* **Stated problem**
Can the data below be set down again exactly, line for line?

***

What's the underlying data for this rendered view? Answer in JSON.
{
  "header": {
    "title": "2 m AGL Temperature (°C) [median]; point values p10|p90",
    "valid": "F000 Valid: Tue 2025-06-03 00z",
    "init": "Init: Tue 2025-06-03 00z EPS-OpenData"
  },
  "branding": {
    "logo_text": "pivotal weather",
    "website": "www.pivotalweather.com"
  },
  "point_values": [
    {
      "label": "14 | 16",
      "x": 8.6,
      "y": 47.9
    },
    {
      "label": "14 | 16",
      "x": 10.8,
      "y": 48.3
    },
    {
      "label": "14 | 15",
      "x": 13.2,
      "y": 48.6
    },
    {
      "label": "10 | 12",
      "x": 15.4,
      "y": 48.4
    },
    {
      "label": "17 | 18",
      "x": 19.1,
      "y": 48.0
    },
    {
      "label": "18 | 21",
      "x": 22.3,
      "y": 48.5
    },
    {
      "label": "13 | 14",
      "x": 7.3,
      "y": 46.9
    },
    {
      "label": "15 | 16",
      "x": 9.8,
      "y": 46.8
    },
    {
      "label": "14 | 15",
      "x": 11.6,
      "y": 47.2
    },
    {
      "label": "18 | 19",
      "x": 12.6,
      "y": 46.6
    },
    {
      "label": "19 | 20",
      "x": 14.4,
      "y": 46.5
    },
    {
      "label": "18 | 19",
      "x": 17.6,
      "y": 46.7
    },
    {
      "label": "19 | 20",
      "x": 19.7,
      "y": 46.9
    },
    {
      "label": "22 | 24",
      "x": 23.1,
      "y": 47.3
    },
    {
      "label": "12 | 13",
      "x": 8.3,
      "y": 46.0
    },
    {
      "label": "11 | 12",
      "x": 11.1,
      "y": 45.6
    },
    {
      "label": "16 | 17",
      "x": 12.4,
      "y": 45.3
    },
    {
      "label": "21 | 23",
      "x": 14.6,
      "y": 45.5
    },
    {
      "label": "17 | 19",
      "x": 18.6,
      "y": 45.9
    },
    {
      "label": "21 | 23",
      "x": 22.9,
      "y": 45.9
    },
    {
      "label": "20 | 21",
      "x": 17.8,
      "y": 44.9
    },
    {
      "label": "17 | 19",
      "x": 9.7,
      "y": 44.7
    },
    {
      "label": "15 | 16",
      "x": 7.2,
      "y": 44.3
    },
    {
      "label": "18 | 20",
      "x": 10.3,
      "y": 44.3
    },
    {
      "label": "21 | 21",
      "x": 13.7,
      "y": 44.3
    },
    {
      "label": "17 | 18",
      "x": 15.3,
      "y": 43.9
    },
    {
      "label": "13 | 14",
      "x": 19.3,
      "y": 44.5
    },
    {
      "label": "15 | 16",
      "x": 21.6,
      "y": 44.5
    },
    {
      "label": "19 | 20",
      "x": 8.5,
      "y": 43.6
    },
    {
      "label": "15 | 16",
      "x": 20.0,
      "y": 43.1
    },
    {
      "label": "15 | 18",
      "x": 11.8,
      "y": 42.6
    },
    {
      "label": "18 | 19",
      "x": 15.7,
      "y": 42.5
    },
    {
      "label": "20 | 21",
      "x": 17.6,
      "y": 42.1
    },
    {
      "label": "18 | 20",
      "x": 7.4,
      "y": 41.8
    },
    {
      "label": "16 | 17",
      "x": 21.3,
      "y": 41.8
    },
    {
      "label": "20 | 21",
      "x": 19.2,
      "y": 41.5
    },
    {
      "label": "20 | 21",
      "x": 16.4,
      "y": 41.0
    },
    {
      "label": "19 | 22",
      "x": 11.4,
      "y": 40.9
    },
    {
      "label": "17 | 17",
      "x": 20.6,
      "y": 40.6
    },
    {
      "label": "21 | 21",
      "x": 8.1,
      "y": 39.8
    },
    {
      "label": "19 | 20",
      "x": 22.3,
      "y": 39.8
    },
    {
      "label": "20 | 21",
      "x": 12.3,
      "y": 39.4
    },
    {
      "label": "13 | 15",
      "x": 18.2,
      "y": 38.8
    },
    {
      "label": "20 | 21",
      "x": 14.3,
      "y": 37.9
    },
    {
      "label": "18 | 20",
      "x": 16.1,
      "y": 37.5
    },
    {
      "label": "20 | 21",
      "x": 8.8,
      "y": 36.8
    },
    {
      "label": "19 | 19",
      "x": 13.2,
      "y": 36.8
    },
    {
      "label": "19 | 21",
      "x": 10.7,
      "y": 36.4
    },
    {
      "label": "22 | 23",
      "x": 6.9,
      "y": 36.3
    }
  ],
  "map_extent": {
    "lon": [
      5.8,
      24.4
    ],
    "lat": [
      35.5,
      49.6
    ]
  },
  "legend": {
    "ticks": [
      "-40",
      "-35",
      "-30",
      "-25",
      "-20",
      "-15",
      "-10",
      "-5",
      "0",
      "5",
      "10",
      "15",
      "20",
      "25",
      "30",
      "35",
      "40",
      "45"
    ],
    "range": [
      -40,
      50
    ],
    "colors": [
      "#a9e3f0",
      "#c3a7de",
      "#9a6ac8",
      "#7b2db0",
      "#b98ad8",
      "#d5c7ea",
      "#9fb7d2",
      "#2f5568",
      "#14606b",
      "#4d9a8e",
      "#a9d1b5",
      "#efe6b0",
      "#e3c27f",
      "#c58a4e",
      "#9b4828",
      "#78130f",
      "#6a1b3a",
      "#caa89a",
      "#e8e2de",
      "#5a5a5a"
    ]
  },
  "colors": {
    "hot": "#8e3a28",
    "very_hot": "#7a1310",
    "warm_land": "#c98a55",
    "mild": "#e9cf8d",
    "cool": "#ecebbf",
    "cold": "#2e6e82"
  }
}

***

* **Result of the task**
What's the underlying data for this rendered view? Answer in JSON.
{
  "header": {
    "title": "2 m AGL Temperature (°C) [median]; point values p10|p90",
    "valid": "F000 Valid: Tue 2025-06-03 00z",
    "init": "Init: Tue 2025-06-03 00z EPS-OpenData"
  },
  "branding": {
    "logo_text": "pivotal weather",
    "website": "www.pivotalweather.com"
  },
  "point_values": [
    {
      "label": "14 | 16",
      "x": 8.6,
      "y": 47.9
    },
    {
      "label": "14 | 16",
      "x": 10.8,
      "y": 48.3
    },
    {
      "label": "14 | 15",
      "x": 13.2,
      "y": 48.6
    },
    {
      "label": "10 | 12",
      "x": 15.4,
      "y": 48.4
    },
    {
      "label": "17 | 18",
      "x": 19.1,
      "y": 48.0
    },
    {
      "label": "18 | 21",
      "x": 22.3,
      "y": 48.5
    },
    {
      "label": "13 | 14",
      "x": 7.3,
      "y": 46.9
    },
    {
      "label": "15 | 16",
      "x": 9.8,
      "y": 46.8
    },
    {
      "label": "14 | 15",
      "x": 11.6,
      "y": 47.2
    },
    {
      "label": "18 | 19",
      "x": 12.6,
      "y": 46.6
    },
    {
      "label": "19 | 20",
      "x": 14.4,
      "y": 46.5
    },
    {
      "label": "18 | 19",
      "x": 17.6,
      "y": 46.7
    },
    {
      "label": "19 | 20",
      "x": 19.7,
      "y": 46.9
    },
    {
      "label": "22 | 24",
      "x": 23.1,
      "y": 47.3
    },
    {
      "label": "12 | 13",
      "x": 8.3,
      "y": 46.0
    },
    {
      "label": "11 | 12",
      "x": 11.1,
      "y": 45.6
    },
    {
      "label": "16 | 17",
      "x": 12.4,
      "y": 45.3
    },
    {
      "label": "21 | 23",
      "x": 14.6,
      "y": 45.5
    },
    {
      "label": "17 | 19",
      "x": 18.6,
      "y": 45.9
    },
    {
      "label": "21 | 23",
      "x": 22.9,
      "y": 45.9
    },
    {
      "label": "20 | 21",
      "x": 17.8,
      "y": 44.9
    },
    {
      "label": "17 | 19",
      "x": 9.7,
      "y": 44.7
    },
    {
      "label": "15 | 16",
      "x": 7.2,
      "y": 44.3
    },
    {
      "label": "18 | 20",
      "x": 10.3,
      "y": 44.3
    },
    {
      "label": "21 | 21",
      "x": 13.7,
      "y": 44.3
    },
    {
      "label": "17 | 18",
      "x": 15.3,
      "y": 43.9
    },
    {
      "label": "13 | 14",
      "x": 19.3,
      "y": 44.5
    },
    {
      "label": "15 | 16",
      "x": 21.6,
      "y": 44.5
    },
    {
      "label": "19 | 20",
      "x": 8.5,
      "y": 43.6
    },
    {
      "label": "15 | 16",
      "x": 20.0,
      "y": 43.1
    },
    {
      "label": "15 | 18",
      "x": 11.8,
      "y": 42.6
    },
    {
      "label": "18 | 19",
      "x": 15.7,
      "y": 42.5
    },
    {
      "label": "20 | 21",
      "x": 17.6,
      "y": 42.1
    },
    {
      "label": "18 | 20",
      "x": 7.4,
      "y": 41.8
    },
    {
      "label": "16 | 17",
      "x": 21.3,
      "y": 41.8
    },
    {
      "label": "20 | 21",
      "x": 19.2,
      "y": 41.5
    },
    {
      "label": "20 | 21",
      "x": 16.4,
      "y": 41.0
    },
    {
      "label": "19 | 22",
      "x": 11.4,
      "y": 40.9
    },
    {
      "label": "17 | 17",
      "x": 20.6,
      "y": 40.6
    },
    {
      "label": "21 | 21",
      "x": 8.1,
      "y": 39.8
    },
    {
      "label": "19 | 20",
      "x": 22.3,
      "y": 39.8
    },
    {
      "label": "20 | 21",
      "x": 12.3,
      "y": 39.4
    },
    {
      "label": "13 | 15",
      "x": 18.2,
      "y": 38.8
    },
    {
      "label": "20 | 21",
      "x": 14.3,
      "y": 37.9
    },
    {
      "label": "18 | 20",
      "x": 16.1,
      "y": 37.5
    },
    {
      "label": "20 | 21",
      "x": 8.8,
      "y": 36.8
    },
    {
      "label": "19 | 19",
      "x": 13.2,
      "y": 36.8
    },
    {
      "label": "19 | 21",
      "x": 10.7,
      "y": 36.4
    },
    {
      "label": "22 | 23",
      "x": 6.9,
      "y": 36.3
    }
  ],
  "map_extent": {
    "lon": [
      5.8,
      24.4
    ],
    "lat": [
      35.5,
      49.6
    ]
  },
  "legend": {
    "ticks": [
      "-40",
      "-35",
      "-30",
      "-25",
      "-20",
      "-15",
      "-10",
      "-5",
      "0",
      "5",
      "10",
      "15",
      "20",
      "25",
      "30",
      "35",
      "40",
      "45"
    ],
    "range": [
      -40,
      50
    ],
    "colors": [
      "#a9e3f0",
      "#c3a7de",
      "#9a6ac8",
      "#7b2db0",
      "#b98ad8",
      "#d5c7ea",
      "#9fb7d2",
      "#2f5568",
      "#14606b",
      "#4d9a8e",
      "#a9d1b5",
      "#efe6b0",
      "#e3c27f",
      "#c58a4e",
      "#9b4828",
      "#78130f",
      "#6a1b3a",
      "#caa89a",
      "#e8e2de",
      "#5a5a5a"
    ]
  },
  "colors": {
    "hot": "#8e3a28",
    "very_hot": "#7a1310",
    "warm_land": "#c98a55",
    "mild": "#e9cf8d",
    "cool": "#ecebbf",
    "cold": "#2e6e82"
  }
}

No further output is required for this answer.